§ **Instrucción dada**:
Reproduzca sin cambios todas las líneas que figuran más abajo, desde la que contiene "collapse-chevron-icon[interactable] — [523, 499, 534, 509]" hasta la que contiene "collapse-icon[interactable] — [894, 225, 903, 234]", ambas incluidas.

Datos de límites de regiones:

+--

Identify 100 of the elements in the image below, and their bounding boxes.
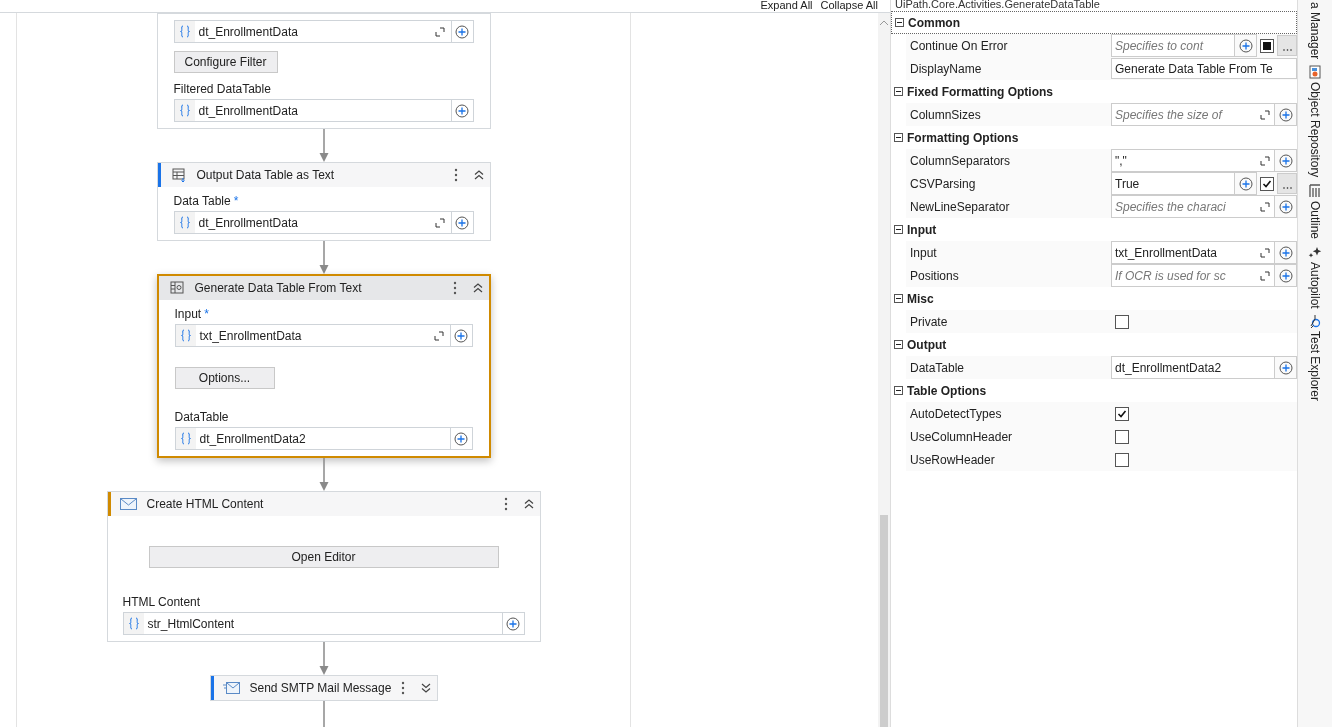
collapse-chevron-icon[interactable] — [523, 499, 534, 509]
field-value: txt_EnrollmentData — [198, 327, 303, 345]
expand-icon[interactable] — [433, 330, 444, 341]
category-header[interactable]: Input — [891, 218, 1297, 241]
scrollbar[interactable] — [878, 13, 890, 727]
property-field[interactable]: Specifies the characi — [1111, 195, 1275, 218]
add-icon[interactable] — [454, 328, 468, 343]
category-name: Misc — [907, 290, 934, 308]
add-icon[interactable] — [455, 215, 469, 230]
property-field[interactable]: True — [1111, 172, 1235, 195]
activity-button[interactable]: Configure Filter — [173, 51, 278, 73]
expand-icon[interactable] — [1260, 109, 1270, 120]
collapse-icon[interactable] — [894, 340, 903, 349]
property-label: DisplayName — [909, 60, 983, 78]
collapse-icon[interactable] — [894, 386, 903, 395]
category-header[interactable]: Misc — [891, 287, 1297, 310]
activity-card[interactable]: Output Data Table as Text Data Table * dt_EnrollmentData — [156, 162, 491, 241]
add-icon[interactable] — [1278, 268, 1293, 283]
expand-icon[interactable] — [1260, 247, 1270, 258]
add-icon[interactable] — [1278, 107, 1293, 122]
scrollbar-thumb[interactable] — [880, 515, 888, 727]
expand-icon[interactable] — [434, 217, 445, 228]
collapse-chevron-icon[interactable] — [473, 170, 484, 180]
property-field[interactable]: "," — [1111, 149, 1275, 172]
property-value: txt_EnrollmentData — [1114, 244, 1219, 262]
add-icon[interactable] — [455, 24, 469, 39]
side-tab[interactable]: Object Repository — [1306, 82, 1324, 178]
collapse-icon[interactable] — [894, 225, 903, 234]
connector-arrow — [318, 458, 329, 491]
category-header[interactable]: Formatting Options — [891, 126, 1297, 149]
expression-field[interactable]: dt_EnrollmentData2 — [174, 427, 473, 450]
expand-chevron-icon[interactable] — [420, 683, 431, 693]
more-icon[interactable] — [452, 281, 457, 295]
add-icon[interactable] — [455, 103, 469, 118]
activity-card[interactable]: Create HTML Content Open Editor HTML Content str_HtmlContent — [106, 491, 541, 642]
side-tab[interactable]: a Manager — [1306, 2, 1324, 60]
braces-icon — [179, 104, 190, 117]
field-label: Filtered DataTable — [173, 81, 271, 98]
braces-icon — [180, 432, 191, 445]
scroll-up-icon[interactable] — [879, 19, 889, 26]
add-icon[interactable] — [1238, 38, 1253, 53]
panel-title: UiPath.Core.Activities.GenerateDataTable — [894, 0, 1101, 11]
category-header[interactable]: Table Options — [891, 379, 1297, 402]
toggle-checkbox[interactable] — [1260, 38, 1274, 53]
expression-field[interactable]: dt_EnrollmentData — [173, 211, 474, 234]
property-field[interactable]: dt_EnrollmentData2 — [1111, 356, 1275, 379]
category-header[interactable]: Fixed Formatting Options — [891, 80, 1297, 103]
more-icon[interactable] — [503, 497, 508, 511]
expression-field[interactable]: txt_EnrollmentData — [174, 324, 473, 347]
add-icon[interactable] — [1278, 360, 1293, 375]
expression-field[interactable]: dt_EnrollmentData — [173, 20, 474, 43]
activity-button[interactable]: Options... — [174, 367, 275, 389]
add-icon[interactable] — [1278, 199, 1293, 214]
field-value: str_HtmlContent — [146, 615, 236, 633]
activity-header[interactable]: Output Data Table as Text — [160, 163, 490, 187]
property-field[interactable]: txt_EnrollmentData — [1111, 241, 1275, 264]
property-field[interactable]: Specifies the size of — [1111, 103, 1275, 126]
checkbox[interactable] — [1115, 429, 1129, 444]
checkbox[interactable] — [1115, 452, 1129, 467]
property-field[interactable]: Specifies to cont — [1111, 34, 1235, 57]
expand-icon[interactable] — [1260, 155, 1270, 166]
category-header[interactable]: Output — [891, 333, 1297, 356]
more-icon[interactable] — [400, 681, 405, 695]
collapse-icon[interactable] — [894, 294, 903, 303]
add-icon[interactable] — [454, 431, 468, 446]
cube-icon — [1309, 65, 1321, 80]
property-field[interactable]: If OCR is used for sc — [1111, 264, 1275, 287]
activity-header[interactable]: Generate Data Table From Text — [158, 276, 489, 300]
activity-card[interactable]: dt_EnrollmentData Configure Filter Filtered DataTable dt_EnrollmentData — [156, 13, 491, 129]
toggle-checkbox[interactable] — [1260, 176, 1274, 191]
collapse-icon[interactable] — [894, 87, 903, 96]
expand-icon[interactable] — [434, 26, 445, 37]
collapse-icon[interactable] — [894, 133, 903, 142]
expression-field[interactable]: str_HtmlContent — [122, 612, 525, 635]
side-tab[interactable]: Test Explorer — [1306, 331, 1324, 402]
add-icon[interactable] — [1278, 153, 1293, 168]
connector-line — [322, 701, 325, 727]
collapse-chevron-icon[interactable] — [472, 283, 483, 293]
side-tab[interactable]: Outline — [1306, 200, 1324, 239]
add-icon[interactable] — [506, 616, 520, 631]
more-icon[interactable] — [453, 168, 458, 182]
property-field[interactable]: Generate Data Table From Te — [1111, 58, 1297, 79]
expand-icon[interactable] — [1260, 201, 1270, 212]
activity-card[interactable]: Generate Data Table From Text Input * txt_EnrollmentData Options... DataTable dt_EnrollmentData2 — [156, 274, 491, 458]
expression-field[interactable]: dt_EnrollmentData — [173, 99, 474, 122]
category-name: Fixed Formatting Options — [907, 83, 1053, 101]
activity-button[interactable]: Open Editor — [148, 546, 499, 568]
add-icon[interactable] — [1278, 245, 1293, 260]
field-value: dt_EnrollmentData — [197, 102, 299, 120]
expand-icon[interactable] — [1260, 270, 1270, 281]
braces-icon — [179, 25, 190, 38]
property-placeholder: Specifies the characi — [1114, 198, 1227, 216]
collapse-icon[interactable] — [895, 18, 904, 27]
activity-header[interactable]: Create HTML Content — [110, 492, 540, 516]
checkbox[interactable] — [1115, 406, 1129, 421]
side-tab[interactable]: Autopilot — [1306, 261, 1324, 309]
toolbar-link[interactable]: Expand All — [760, 0, 813, 10]
toolbar-link[interactable]: Collapse All — [820, 0, 878, 10]
checkbox[interactable] — [1115, 314, 1129, 329]
add-icon[interactable] — [1238, 176, 1253, 191]
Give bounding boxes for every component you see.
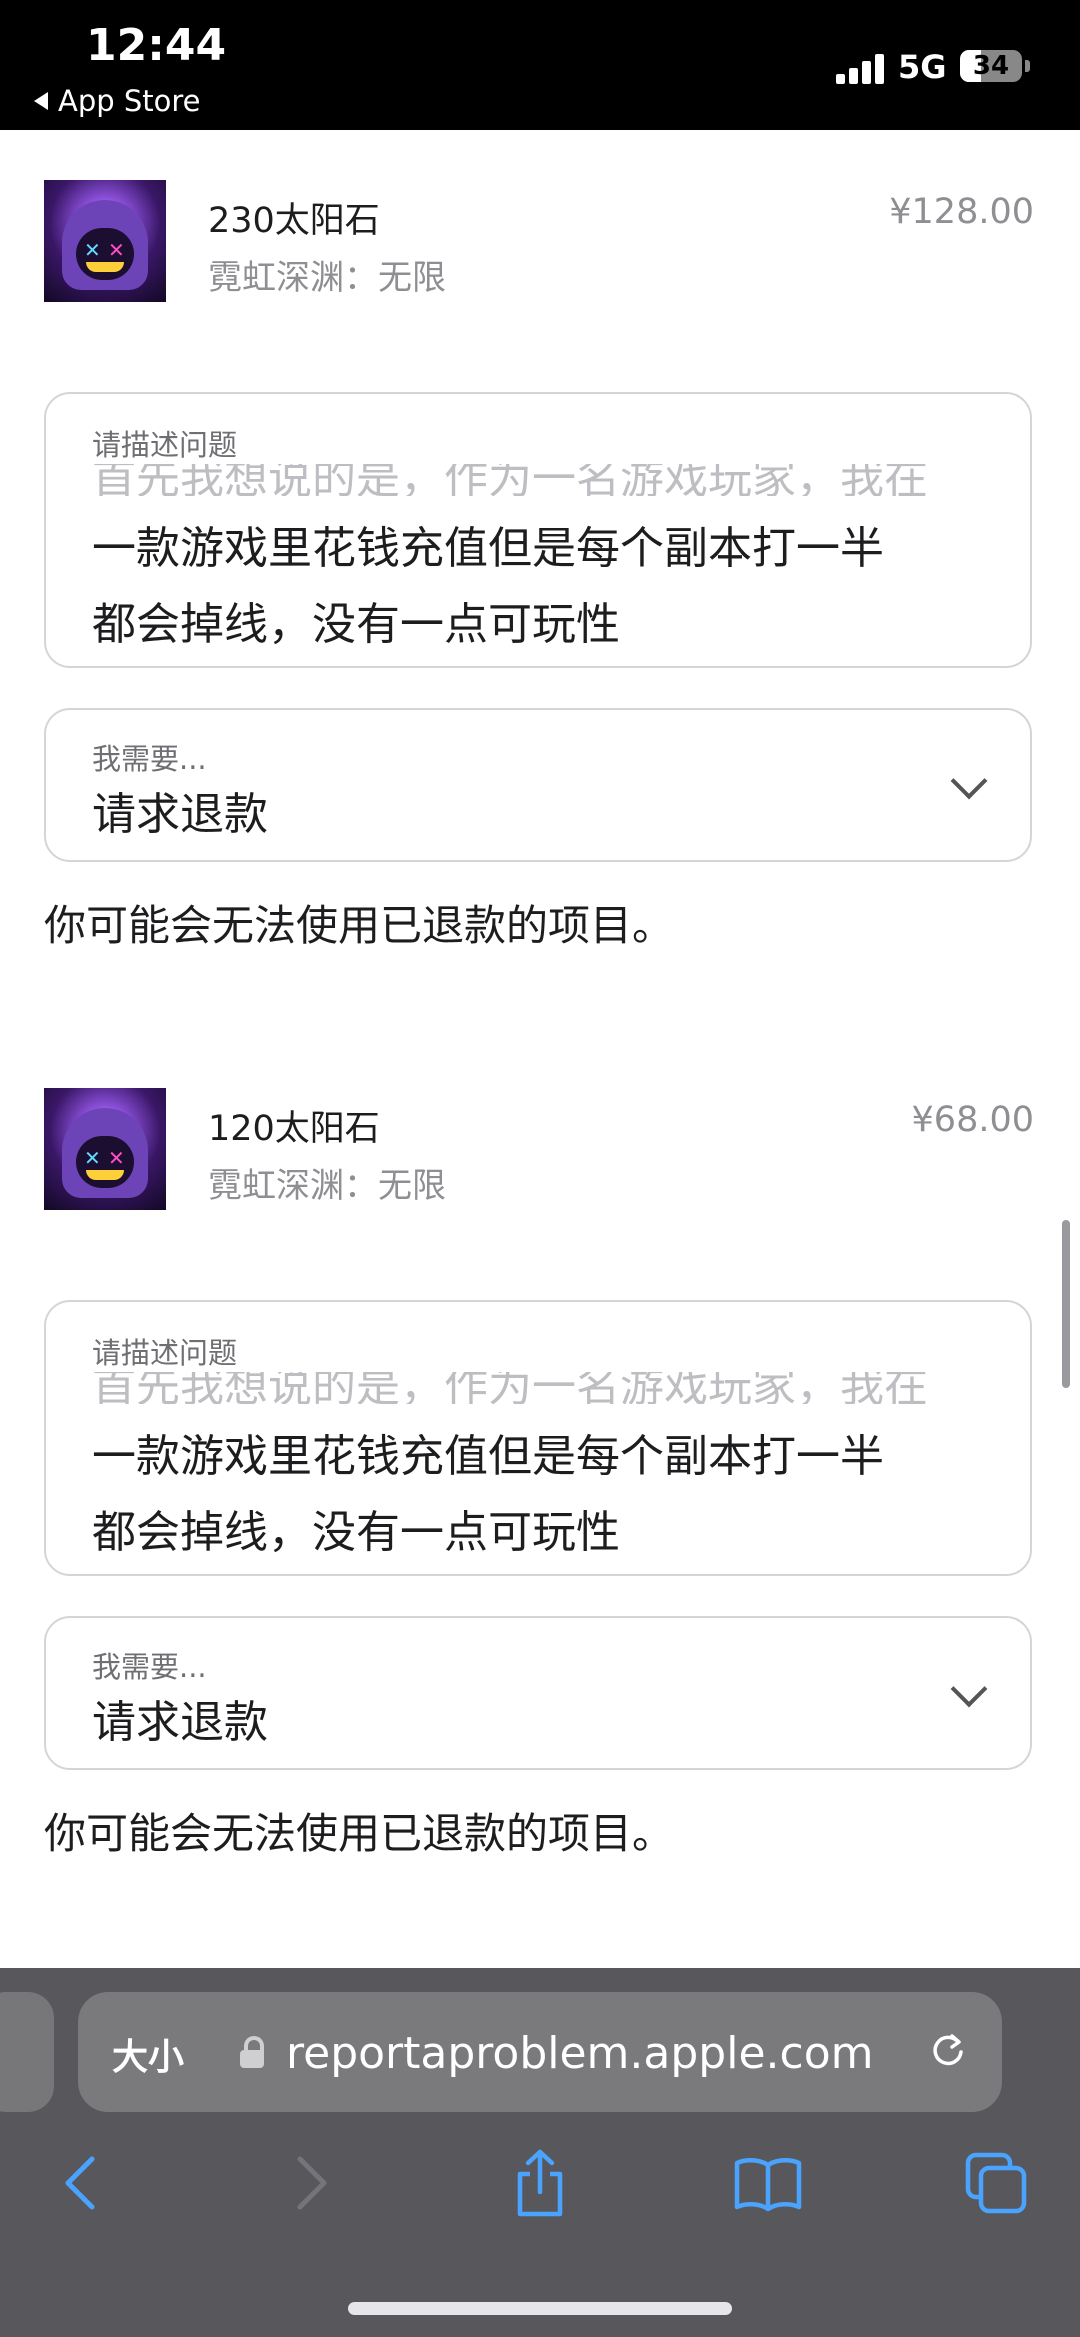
- tabs-icon[interactable]: [956, 2138, 1036, 2228]
- cellular-signal-icon: [836, 50, 886, 84]
- description-text-line: 都会掉线，没有一点可玩性: [92, 1507, 620, 1558]
- description-text-line: 都会掉线，没有一点可玩性: [92, 599, 620, 650]
- back-app-label: App Store: [58, 84, 201, 118]
- selected-request: 请求退款: [92, 789, 268, 840]
- forward-icon[interactable]: [272, 2138, 352, 2228]
- battery-tip: [1025, 60, 1030, 72]
- problem-description-field[interactable]: 请描述问题 首先我想说的是，作为一名游戏玩家，我在 一款游戏里花钱充值但是每个副…: [44, 1300, 1032, 1576]
- home-indicator[interactable]: [348, 2302, 732, 2315]
- refund-warning: 你可能会无法使用已退款的项目。: [44, 1809, 675, 1858]
- bookmarks-icon[interactable]: [728, 2138, 808, 2228]
- description-text-line: 一款游戏里花钱充值但是每个副本打一半: [92, 523, 884, 574]
- scrolled-text-line: 首先我想说的是，作为一名游戏玩家，我在: [92, 1372, 928, 1404]
- previous-tab-preview[interactable]: [0, 1992, 54, 2112]
- chevron-down-icon: [950, 1670, 988, 1708]
- field-label: 我需要...: [92, 1650, 207, 1684]
- browser-toolbar: 大小 reportaproblem.apple.com: [0, 1968, 1080, 2337]
- problem-description-field[interactable]: 请描述问题 首先我想说的是，作为一名游戏玩家，我在 一款游戏里花钱充值但是每个副…: [44, 392, 1032, 668]
- scrolled-text-line: 首先我想说的是，作为一名游戏玩家，我在: [92, 464, 928, 496]
- status-bar: 12:44 App Store 5G 34: [0, 0, 1080, 130]
- battery-icon: 34: [960, 50, 1022, 82]
- url-text[interactable]: reportaproblem.apple.com: [286, 2028, 873, 2079]
- item-name: 230太阳石: [208, 201, 380, 241]
- scrollbar[interactable]: [1062, 1220, 1070, 1388]
- share-icon[interactable]: [500, 2138, 580, 2228]
- request-type-select[interactable]: 我需要... 请求退款: [44, 1616, 1032, 1770]
- item-app-name: 霓虹深渊：无限: [208, 1166, 446, 1206]
- selected-request: 请求退款: [92, 1697, 268, 1748]
- text-size-button[interactable]: 大小: [112, 2028, 184, 2080]
- field-label: 我需要...: [92, 742, 207, 776]
- address-bar[interactable]: 大小 reportaproblem.apple.com: [78, 1992, 1002, 2112]
- reload-icon[interactable]: [928, 2030, 968, 2070]
- app-icon: ✕ ✕: [44, 1088, 166, 1210]
- refund-warning: 你可能会无法使用已退款的项目。: [44, 901, 675, 950]
- item-price: ¥68.00: [911, 1100, 1034, 1140]
- back-triangle-icon: [34, 92, 48, 110]
- item-price: ¥128.00: [889, 192, 1034, 232]
- description-text-line: 一款游戏里花钱充值但是每个副本打一半: [92, 1431, 884, 1482]
- item-name: 120太阳石: [208, 1109, 380, 1149]
- back-icon[interactable]: [40, 2138, 120, 2228]
- request-type-select[interactable]: 我需要... 请求退款: [44, 708, 1032, 862]
- field-label: 请描述问题: [92, 428, 238, 462]
- battery-level: 34: [972, 51, 1010, 81]
- app-icon: ✕ ✕: [44, 180, 166, 302]
- back-to-app-store[interactable]: App Store: [34, 84, 201, 118]
- field-label: 请描述问题: [92, 1336, 238, 1370]
- status-time: 12:44: [86, 20, 227, 71]
- chevron-down-icon: [950, 762, 988, 800]
- lock-icon: [240, 2036, 264, 2068]
- network-type: 5G: [898, 48, 947, 86]
- item-app-name: 霓虹深渊：无限: [208, 258, 446, 298]
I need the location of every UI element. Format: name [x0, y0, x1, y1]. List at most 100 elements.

+--

§ **Respuesta al problema**:
collapse-chevron-icon[interactable] — [523, 499, 534, 509]
field-value: txt_EnrollmentData — [198, 327, 303, 345]
expand-icon[interactable] — [433, 330, 444, 341]
category-header[interactable]: Input — [891, 218, 1297, 241]
scrollbar[interactable] — [878, 13, 890, 727]
property-field[interactable]: Specifies the characi — [1111, 195, 1275, 218]
add-icon[interactable] — [454, 328, 468, 343]
category-name: Misc — [907, 290, 934, 308]
add-icon[interactable] — [455, 215, 469, 230]
property-field[interactable]: True — [1111, 172, 1235, 195]
activity-button[interactable]: Configure Filter — [173, 51, 278, 73]
expand-icon[interactable] — [1260, 109, 1270, 120]
collapse-icon[interactable] — [894, 340, 903, 349]
property-label: DisplayName — [909, 60, 983, 78]
collapse-icon[interactable] — [894, 386, 903, 395]
category-header[interactable]: Misc — [891, 287, 1297, 310]
activity-card[interactable]: Output Data Table as Text Data Table * dt_EnrollmentData — [156, 162, 491, 241]
add-icon[interactable] — [1278, 268, 1293, 283]
expand-icon[interactable] — [1260, 247, 1270, 258]
add-icon[interactable] — [1278, 107, 1293, 122]
scrollbar-thumb[interactable] — [880, 515, 888, 727]
expand-icon[interactable] — [434, 217, 445, 228]
collapse-chevron-icon[interactable] — [473, 170, 484, 180]
property-field[interactable]: "," — [1111, 149, 1275, 172]
property-value: txt_EnrollmentData — [1114, 244, 1219, 262]
add-icon[interactable] — [455, 24, 469, 39]
side-tab[interactable]: Object Repository — [1306, 82, 1324, 178]
collapse-icon[interactable] — [894, 225, 903, 234]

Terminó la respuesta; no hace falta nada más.